### AIM
Locate each line holding the string "image" and copy it.

--- BEGIN INPUT FOR THIS TASK ---

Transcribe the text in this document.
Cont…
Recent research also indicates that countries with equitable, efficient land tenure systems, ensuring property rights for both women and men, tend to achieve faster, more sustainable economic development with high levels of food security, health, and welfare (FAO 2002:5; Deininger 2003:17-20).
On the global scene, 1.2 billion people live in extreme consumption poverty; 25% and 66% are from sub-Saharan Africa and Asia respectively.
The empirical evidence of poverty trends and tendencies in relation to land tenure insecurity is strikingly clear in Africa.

--- END INPUT FOR THIS TASK ---
--- BEGIN INPUT FOR THIS TASK ---

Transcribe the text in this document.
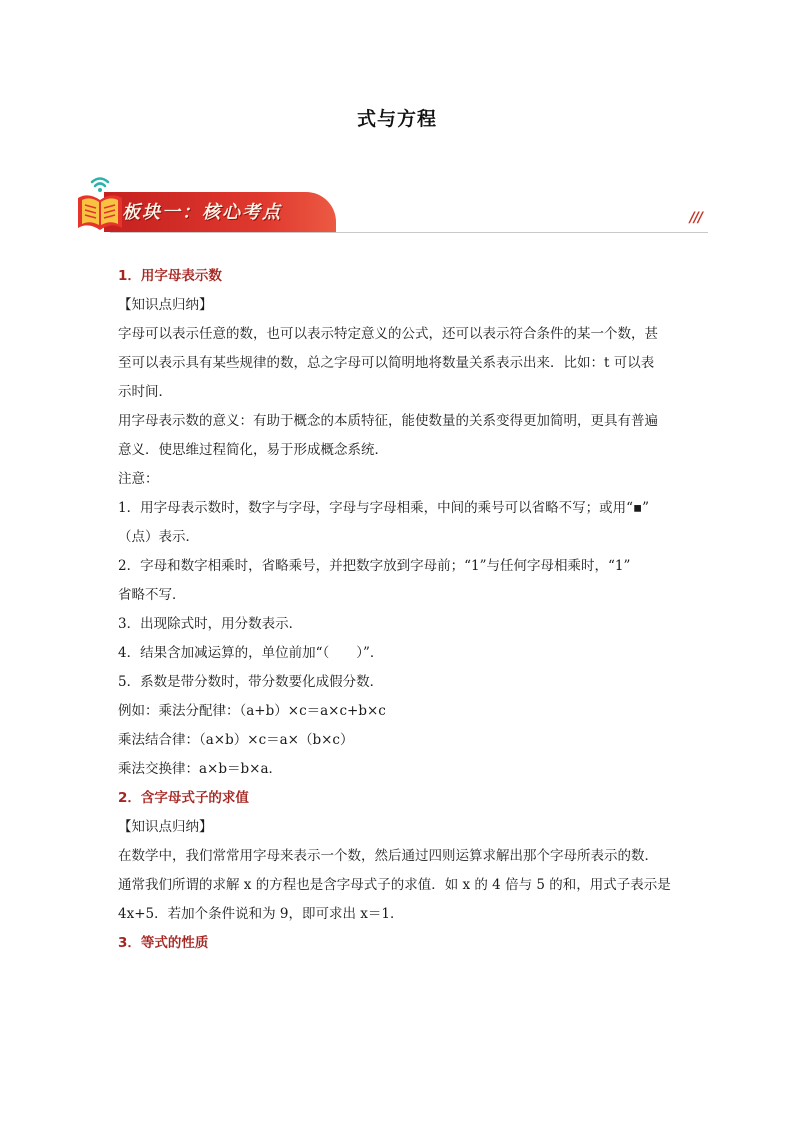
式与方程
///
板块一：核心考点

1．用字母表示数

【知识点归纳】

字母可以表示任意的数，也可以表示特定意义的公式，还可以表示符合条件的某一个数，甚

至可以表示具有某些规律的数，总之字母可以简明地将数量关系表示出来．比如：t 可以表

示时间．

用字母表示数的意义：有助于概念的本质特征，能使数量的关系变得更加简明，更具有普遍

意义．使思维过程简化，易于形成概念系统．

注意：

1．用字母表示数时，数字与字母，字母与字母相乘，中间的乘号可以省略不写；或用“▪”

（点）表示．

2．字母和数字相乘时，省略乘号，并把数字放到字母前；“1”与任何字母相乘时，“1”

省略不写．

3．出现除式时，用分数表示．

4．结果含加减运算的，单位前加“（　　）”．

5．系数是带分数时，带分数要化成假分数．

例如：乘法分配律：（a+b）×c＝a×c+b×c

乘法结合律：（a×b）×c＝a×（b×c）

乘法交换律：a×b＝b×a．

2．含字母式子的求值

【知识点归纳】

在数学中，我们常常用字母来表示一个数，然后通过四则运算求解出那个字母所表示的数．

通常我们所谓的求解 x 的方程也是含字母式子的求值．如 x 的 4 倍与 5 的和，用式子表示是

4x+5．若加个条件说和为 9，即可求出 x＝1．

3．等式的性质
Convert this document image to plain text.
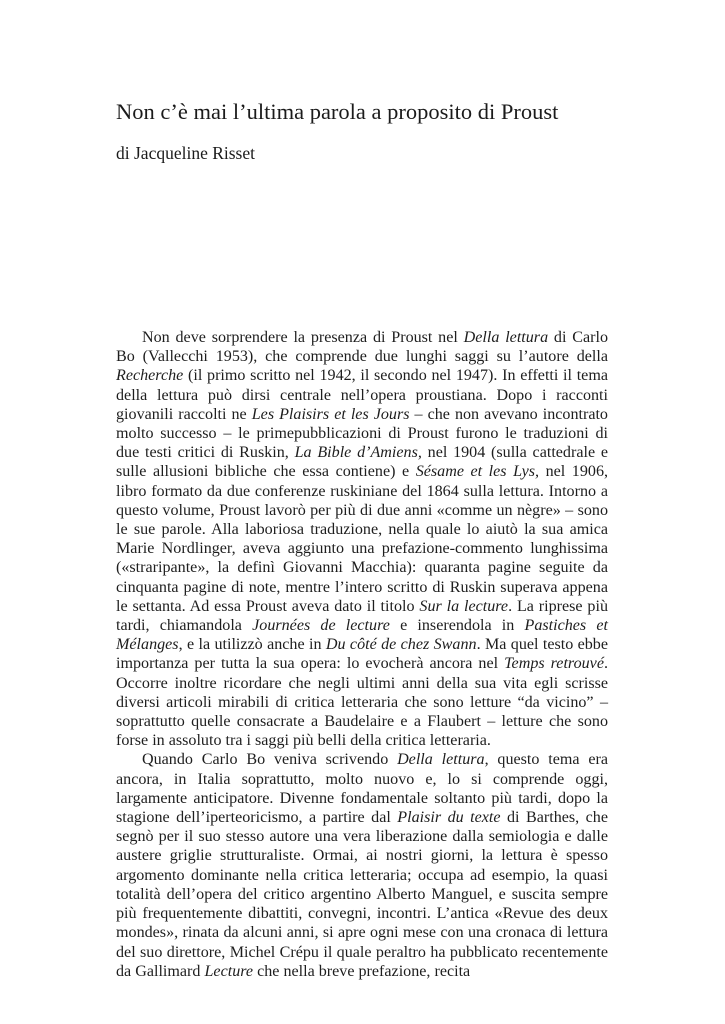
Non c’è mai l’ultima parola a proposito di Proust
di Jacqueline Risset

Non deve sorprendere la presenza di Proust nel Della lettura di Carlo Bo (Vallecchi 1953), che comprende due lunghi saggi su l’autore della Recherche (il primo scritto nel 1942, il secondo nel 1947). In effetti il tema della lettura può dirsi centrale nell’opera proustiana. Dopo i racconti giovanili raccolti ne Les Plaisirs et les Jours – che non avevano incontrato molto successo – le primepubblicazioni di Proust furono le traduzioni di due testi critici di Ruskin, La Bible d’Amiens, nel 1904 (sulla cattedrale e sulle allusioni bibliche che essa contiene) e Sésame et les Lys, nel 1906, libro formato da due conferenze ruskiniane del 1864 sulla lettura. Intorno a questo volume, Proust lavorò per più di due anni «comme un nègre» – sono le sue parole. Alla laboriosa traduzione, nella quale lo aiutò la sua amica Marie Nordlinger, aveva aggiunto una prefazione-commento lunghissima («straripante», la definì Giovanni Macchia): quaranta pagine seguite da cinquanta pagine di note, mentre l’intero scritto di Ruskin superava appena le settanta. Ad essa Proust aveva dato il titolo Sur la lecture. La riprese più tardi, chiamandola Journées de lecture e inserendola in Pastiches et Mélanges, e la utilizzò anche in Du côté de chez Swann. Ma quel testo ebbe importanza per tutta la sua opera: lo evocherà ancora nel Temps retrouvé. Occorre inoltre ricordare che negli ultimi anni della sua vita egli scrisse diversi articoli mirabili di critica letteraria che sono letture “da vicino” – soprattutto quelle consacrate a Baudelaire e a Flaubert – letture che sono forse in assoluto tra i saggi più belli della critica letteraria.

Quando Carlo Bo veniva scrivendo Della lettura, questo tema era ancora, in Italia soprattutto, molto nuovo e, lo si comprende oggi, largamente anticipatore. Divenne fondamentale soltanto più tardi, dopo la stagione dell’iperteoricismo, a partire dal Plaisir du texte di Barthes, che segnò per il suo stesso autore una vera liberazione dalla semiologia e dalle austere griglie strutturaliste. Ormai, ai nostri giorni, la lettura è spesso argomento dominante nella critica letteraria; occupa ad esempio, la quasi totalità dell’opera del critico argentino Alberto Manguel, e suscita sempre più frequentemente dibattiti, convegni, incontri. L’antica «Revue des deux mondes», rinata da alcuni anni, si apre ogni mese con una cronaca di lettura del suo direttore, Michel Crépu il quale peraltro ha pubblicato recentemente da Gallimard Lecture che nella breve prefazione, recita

--- END INPUT FOR THIS TASK ---
--- BEGIN INPUT FOR THIS TASK ---

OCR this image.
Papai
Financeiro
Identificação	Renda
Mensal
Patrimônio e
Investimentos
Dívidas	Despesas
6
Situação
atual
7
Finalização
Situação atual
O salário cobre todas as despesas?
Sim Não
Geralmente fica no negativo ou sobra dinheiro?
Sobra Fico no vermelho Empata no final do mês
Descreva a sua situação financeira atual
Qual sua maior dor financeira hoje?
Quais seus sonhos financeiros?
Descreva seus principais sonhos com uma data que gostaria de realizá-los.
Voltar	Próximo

--- END INPUT FOR THIS TASK ---

### WRITTEN SOLUTION
Convert this document image to plain text.
OCR this image.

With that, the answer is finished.